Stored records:
-*-*-

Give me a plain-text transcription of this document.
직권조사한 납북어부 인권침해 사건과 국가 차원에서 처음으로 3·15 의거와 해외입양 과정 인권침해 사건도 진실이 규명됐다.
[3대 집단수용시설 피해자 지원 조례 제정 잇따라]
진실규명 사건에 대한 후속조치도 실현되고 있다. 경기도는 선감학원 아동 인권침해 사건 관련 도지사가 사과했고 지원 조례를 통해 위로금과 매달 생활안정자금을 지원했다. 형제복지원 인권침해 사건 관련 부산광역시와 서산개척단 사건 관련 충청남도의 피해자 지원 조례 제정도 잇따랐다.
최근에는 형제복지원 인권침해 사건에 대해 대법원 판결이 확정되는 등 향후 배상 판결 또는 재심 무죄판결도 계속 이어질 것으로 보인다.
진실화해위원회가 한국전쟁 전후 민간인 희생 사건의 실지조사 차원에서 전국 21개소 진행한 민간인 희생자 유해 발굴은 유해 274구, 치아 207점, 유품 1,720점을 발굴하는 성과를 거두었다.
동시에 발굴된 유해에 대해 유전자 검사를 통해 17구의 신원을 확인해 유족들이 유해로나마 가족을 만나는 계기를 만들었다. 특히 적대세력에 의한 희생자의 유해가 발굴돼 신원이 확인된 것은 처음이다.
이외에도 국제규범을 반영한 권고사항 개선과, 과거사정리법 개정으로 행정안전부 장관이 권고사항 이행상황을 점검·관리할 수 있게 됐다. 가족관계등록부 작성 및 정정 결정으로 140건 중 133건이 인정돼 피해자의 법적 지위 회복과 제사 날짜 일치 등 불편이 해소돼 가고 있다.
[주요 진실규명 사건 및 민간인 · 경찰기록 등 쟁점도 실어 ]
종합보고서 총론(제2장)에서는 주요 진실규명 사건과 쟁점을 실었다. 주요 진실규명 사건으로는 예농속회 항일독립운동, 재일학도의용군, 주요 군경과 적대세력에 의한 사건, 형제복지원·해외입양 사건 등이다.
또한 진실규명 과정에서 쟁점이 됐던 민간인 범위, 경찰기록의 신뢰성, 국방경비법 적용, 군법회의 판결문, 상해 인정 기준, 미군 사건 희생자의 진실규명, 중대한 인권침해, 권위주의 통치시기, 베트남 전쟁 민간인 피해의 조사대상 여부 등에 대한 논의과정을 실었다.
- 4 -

-*-*-

## Written instruction
Gather and return every line that holds the string "형제복지원".

## The output
진실규명 사건에 대한 후속조치도 실현되고 있다. 경기도는 선감학원 아동 인권침해 사건 관련 도지사가 사과했고 지원 조례를 통해 위로금과 매달 생활안정자금을 지원했다. 형제복지원 인권침해 사건 관련 부산광역시와 서산개척단 사건 관련 충청남도의 피해자 지원 조례 제정도 잇따랐다.
최근에는 형제복지원 인권침해 사건에 대해 대법원 판결이 확정되는 등 향후 배상 판결 또는 재심 무죄판결도 계속 이어질 것으로 보인다.
종합보고서 총론(제2장)에서는 주요 진실규명 사건과 쟁점을 실었다. 주요 진실규명 사건으로는 예농속회 항일독립운동, 재일학도의용군, 주요 군경과 적대세력에 의한 사건, 형제복지원·해외입양 사건 등이다.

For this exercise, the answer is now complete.